Supplied entries:

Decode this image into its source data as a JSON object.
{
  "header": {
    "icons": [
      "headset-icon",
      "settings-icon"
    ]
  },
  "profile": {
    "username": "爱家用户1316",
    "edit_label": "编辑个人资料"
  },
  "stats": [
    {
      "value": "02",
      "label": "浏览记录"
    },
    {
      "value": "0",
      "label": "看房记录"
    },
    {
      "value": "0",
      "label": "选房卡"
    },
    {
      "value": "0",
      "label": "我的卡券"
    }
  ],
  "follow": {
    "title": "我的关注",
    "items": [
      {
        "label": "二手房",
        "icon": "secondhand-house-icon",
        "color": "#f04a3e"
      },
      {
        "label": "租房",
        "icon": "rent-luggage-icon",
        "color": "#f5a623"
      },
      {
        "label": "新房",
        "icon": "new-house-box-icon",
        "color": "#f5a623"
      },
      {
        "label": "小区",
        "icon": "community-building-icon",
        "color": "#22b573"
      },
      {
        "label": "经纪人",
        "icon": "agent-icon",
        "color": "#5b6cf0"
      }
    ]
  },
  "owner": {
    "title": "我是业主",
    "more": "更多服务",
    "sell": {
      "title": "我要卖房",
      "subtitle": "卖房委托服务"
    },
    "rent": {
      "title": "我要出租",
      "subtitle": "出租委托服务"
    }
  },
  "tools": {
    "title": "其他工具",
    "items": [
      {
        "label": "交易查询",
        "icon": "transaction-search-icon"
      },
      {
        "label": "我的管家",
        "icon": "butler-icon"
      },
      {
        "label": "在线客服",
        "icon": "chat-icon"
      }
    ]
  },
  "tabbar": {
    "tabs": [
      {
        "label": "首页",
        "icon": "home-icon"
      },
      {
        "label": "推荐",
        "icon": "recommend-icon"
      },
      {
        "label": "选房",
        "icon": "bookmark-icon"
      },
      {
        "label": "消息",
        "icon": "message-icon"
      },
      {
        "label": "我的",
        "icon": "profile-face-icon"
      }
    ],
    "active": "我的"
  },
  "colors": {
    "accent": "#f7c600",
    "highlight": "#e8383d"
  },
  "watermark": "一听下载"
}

Written problem: Every entry above should be retyped exactly as shown.

Solution to this problem:
Decode this image into its source data as a JSON object.
{
  "header": {
    "icons": [
      "headset-icon",
      "settings-icon"
    ]
  },
  "profile": {
    "username": "爱家用户1316",
    "edit_label": "编辑个人资料"
  },
  "stats": [
    {
      "value": "02",
      "label": "浏览记录"
    },
    {
      "value": "0",
      "label": "看房记录"
    },
    {
      "value": "0",
      "label": "选房卡"
    },
    {
      "value": "0",
      "label": "我的卡券"
    }
  ],
  "follow": {
    "title": "我的关注",
    "items": [
      {
        "label": "二手房",
        "icon": "secondhand-house-icon",
        "color": "#f04a3e"
      },
      {
        "label": "租房",
        "icon": "rent-luggage-icon",
        "color": "#f5a623"
      },
      {
        "label": "新房",
        "icon": "new-house-box-icon",
        "color": "#f5a623"
      },
      {
        "label": "小区",
        "icon": "community-building-icon",
        "color": "#22b573"
      },
      {
        "label": "经纪人",
        "icon": "agent-icon",
        "color": "#5b6cf0"
      }
    ]
  },
  "owner": {
    "title": "我是业主",
    "more": "更多服务",
    "sell": {
      "title": "我要卖房",
      "subtitle": "卖房委托服务"
    },
    "rent": {
      "title": "我要出租",
      "subtitle": "出租委托服务"
    }
  },
  "tools": {
    "title": "其他工具",
    "items": [
      {
        "label": "交易查询",
        "icon": "transaction-search-icon"
      },
      {
        "label": "我的管家",
        "icon": "butler-icon"
      },
      {
        "label": "在线客服",
        "icon": "chat-icon"
      }
    ]
  },
  "tabbar": {
    "tabs": [
      {
        "label": "首页",
        "icon": "home-icon"
      },
      {
        "label": "推荐",
        "icon": "recommend-icon"
      },
      {
        "label": "选房",
        "icon": "bookmark-icon"
      },
      {
        "label": "消息",
        "icon": "message-icon"
      },
      {
        "label": "我的",
        "icon": "profile-face-icon"
      }
    ],
    "active": "我的"
  },
  "colors": {
    "accent": "#f7c600",
    "highlight": "#e8383d"
  },
  "watermark": "一听下载"
}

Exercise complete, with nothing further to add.